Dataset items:

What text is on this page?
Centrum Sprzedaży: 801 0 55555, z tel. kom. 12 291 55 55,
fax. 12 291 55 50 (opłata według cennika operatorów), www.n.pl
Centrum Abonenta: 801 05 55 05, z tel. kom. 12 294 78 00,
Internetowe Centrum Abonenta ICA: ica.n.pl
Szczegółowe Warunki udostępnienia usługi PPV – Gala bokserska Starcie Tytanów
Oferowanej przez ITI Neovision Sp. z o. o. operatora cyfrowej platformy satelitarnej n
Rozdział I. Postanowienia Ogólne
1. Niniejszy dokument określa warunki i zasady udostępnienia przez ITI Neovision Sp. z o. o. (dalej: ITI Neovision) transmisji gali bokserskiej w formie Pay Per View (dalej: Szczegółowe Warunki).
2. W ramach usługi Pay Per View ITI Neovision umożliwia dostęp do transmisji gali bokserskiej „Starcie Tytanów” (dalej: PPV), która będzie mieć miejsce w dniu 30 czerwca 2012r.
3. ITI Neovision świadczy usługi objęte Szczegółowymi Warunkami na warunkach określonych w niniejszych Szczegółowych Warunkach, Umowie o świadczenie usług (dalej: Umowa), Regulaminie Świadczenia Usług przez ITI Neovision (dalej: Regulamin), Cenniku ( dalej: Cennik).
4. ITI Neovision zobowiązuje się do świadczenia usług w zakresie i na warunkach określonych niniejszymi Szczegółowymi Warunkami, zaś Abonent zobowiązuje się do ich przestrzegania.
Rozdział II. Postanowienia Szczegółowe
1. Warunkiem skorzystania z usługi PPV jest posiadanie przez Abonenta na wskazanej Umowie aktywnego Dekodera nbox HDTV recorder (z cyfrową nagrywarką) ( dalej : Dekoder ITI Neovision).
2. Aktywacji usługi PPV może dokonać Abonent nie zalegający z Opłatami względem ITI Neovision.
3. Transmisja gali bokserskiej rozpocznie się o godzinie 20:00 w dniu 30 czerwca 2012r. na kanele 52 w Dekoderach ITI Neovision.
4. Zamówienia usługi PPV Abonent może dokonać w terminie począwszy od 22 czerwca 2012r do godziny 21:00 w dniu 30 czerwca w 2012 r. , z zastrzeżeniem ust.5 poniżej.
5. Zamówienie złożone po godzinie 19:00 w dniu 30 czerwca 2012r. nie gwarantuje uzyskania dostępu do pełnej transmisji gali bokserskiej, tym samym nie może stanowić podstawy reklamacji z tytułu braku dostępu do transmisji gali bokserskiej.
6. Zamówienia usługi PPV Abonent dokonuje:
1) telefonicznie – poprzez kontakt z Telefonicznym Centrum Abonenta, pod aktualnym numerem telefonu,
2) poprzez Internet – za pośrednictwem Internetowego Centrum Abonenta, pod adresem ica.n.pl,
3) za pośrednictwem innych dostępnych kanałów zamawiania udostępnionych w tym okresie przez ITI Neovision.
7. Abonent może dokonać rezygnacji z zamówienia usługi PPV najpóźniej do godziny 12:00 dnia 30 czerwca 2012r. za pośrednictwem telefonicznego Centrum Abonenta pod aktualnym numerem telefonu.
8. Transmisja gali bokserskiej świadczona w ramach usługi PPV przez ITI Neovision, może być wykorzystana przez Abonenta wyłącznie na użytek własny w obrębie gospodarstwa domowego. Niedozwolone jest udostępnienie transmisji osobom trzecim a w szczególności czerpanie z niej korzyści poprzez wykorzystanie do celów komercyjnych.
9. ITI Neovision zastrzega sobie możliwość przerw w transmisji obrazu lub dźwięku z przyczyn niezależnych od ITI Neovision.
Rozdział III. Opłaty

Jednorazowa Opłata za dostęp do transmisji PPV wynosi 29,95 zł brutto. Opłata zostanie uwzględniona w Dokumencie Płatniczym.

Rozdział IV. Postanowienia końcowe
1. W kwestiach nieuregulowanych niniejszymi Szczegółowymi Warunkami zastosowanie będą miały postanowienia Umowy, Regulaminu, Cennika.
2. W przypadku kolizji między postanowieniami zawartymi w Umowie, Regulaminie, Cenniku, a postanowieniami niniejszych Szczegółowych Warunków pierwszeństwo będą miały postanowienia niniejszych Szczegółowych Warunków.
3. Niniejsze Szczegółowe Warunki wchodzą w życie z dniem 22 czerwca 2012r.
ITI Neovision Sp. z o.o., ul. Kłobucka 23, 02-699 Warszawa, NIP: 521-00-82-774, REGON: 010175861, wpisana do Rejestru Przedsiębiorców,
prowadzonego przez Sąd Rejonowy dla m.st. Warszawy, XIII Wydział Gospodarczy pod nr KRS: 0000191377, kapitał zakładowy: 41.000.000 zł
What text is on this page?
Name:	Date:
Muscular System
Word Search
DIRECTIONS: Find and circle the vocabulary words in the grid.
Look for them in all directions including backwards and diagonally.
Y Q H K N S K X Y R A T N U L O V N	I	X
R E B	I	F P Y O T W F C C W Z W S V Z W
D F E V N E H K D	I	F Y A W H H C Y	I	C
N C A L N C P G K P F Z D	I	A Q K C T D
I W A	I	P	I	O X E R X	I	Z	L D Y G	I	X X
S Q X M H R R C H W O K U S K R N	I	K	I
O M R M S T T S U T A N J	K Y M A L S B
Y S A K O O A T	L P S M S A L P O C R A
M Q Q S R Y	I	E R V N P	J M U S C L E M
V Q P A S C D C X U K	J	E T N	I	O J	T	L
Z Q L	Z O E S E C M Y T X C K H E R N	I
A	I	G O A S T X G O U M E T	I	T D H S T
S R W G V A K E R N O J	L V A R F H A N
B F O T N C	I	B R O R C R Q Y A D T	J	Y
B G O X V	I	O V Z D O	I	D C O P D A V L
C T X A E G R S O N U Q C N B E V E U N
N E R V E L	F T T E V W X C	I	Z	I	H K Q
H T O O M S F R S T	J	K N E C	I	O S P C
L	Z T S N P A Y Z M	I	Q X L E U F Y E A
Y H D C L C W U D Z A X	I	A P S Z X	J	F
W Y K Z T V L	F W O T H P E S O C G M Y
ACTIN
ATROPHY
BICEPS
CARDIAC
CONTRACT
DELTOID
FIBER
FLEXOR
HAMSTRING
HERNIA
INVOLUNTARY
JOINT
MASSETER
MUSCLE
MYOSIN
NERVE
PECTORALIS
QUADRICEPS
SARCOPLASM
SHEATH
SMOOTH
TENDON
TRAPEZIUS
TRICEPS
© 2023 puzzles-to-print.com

*WRITTEN EXERCISE*: In the records above, locate each line with the word "dokonać". Copy all such lines.

*WRITTEN RESPONSE*:
2. Aktywacji usługi PPV może dokonać Abonent nie zalegający z Opłatami względem ITI Neovision.
4. Zamówienia usługi PPV Abonent może dokonać w terminie począwszy od 22 czerwca 2012r do godziny 21:00 w dniu 30 czerwca w 2012 r. , z zastrzeżeniem ust.5 poniżej.
7. Abonent może dokonać rezygnacji z zamówienia usługi PPV najpóźniej do godziny 12:00 dnia 30 czerwca 2012r. za pośrednictwem telefonicznego Centrum Abonenta pod aktualnym numerem telefonu.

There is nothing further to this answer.